*TASK DESCRIPTION*: Look through the records below, and copy out every line that holds the string "Reason".

*PROVIDED ENTRIES*:
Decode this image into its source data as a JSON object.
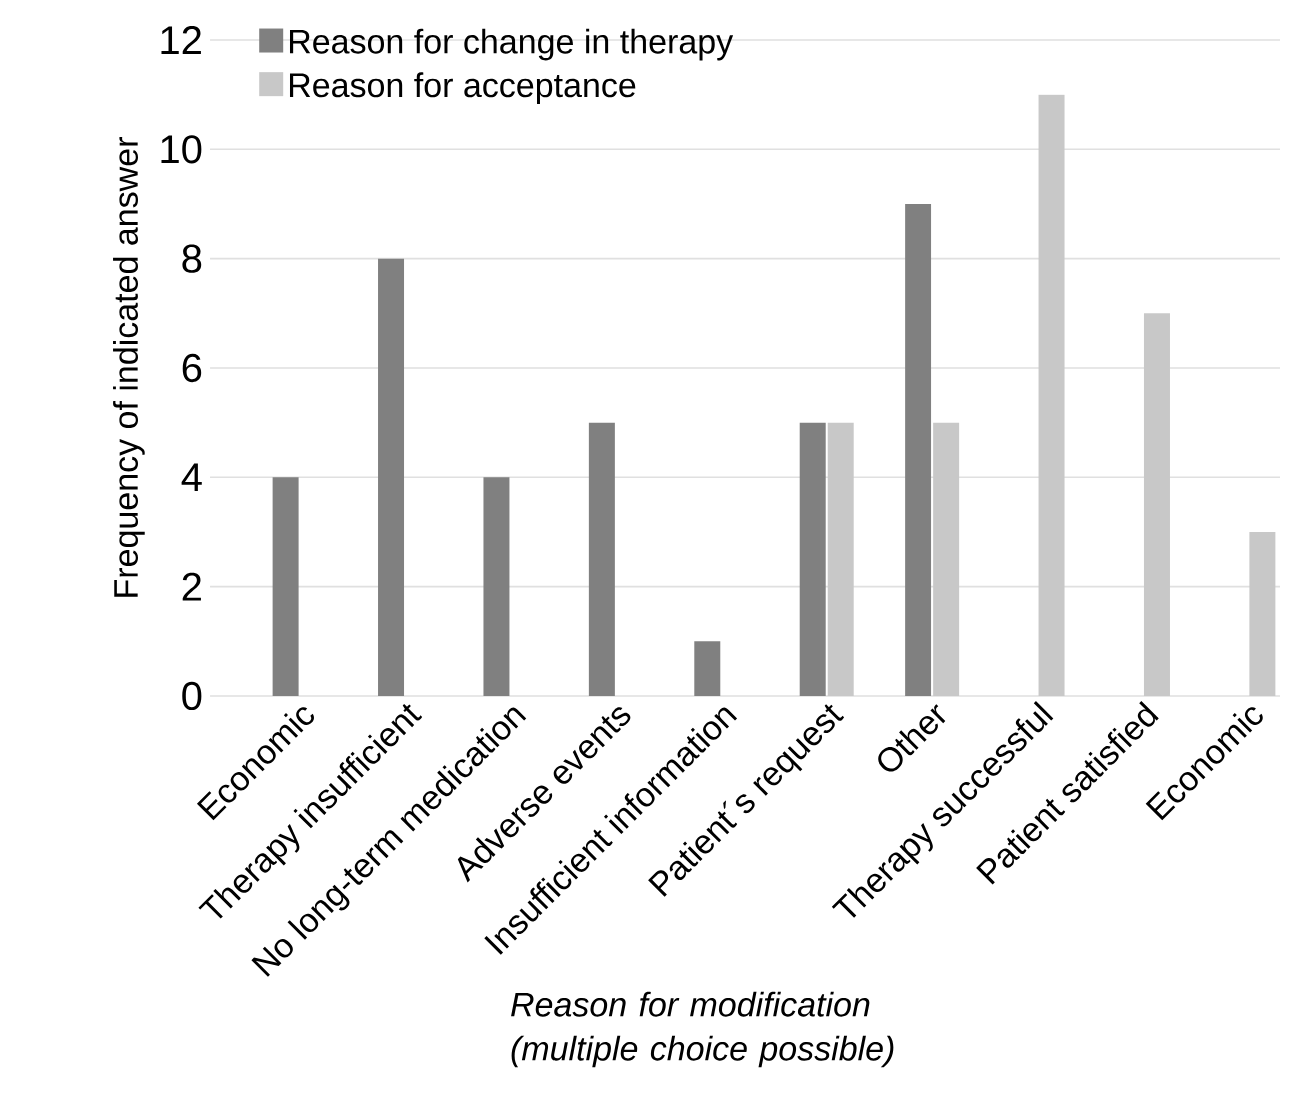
{
  "chart_data": {
    "type": "bar",
    "xlabel": "Reason for modification (multiple choice possible)",
    "ylabel": "Frequency of indicated answer",
    "categories": [
      "Economic",
      "Therapy insufficient",
      "No long-term medication",
      "Adverse events",
      "Insufficient information",
      "Patient´s request",
      "Other",
      "Therapy successful",
      "Patient satisfied",
      "Economic"
    ],
    "series": [
      {
        "name": "Reason for change in therapy",
        "color": "#808080",
        "values": [
          4,
          8,
          4,
          5,
          1,
          5,
          9,
          null,
          null,
          null
        ]
      },
      {
        "name": "Reason for acceptance",
        "color": "#c8c8c8",
        "values": [
          null,
          null,
          null,
          null,
          null,
          5,
          5,
          11,
          7,
          3
        ]
      }
    ],
    "ylim": [
      0,
      12
    ],
    "yticks": [
      0,
      2,
      4,
      6,
      8,
      10,
      12
    ],
    "grid": "y",
    "legend": "top left"
  }
}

*SOLUTION FOR THIS EXERCISE*:
    "xlabel": "Reason for modification (multiple choice possible)",
        "name": "Reason for change in therapy",
        "name": "Reason for acceptance",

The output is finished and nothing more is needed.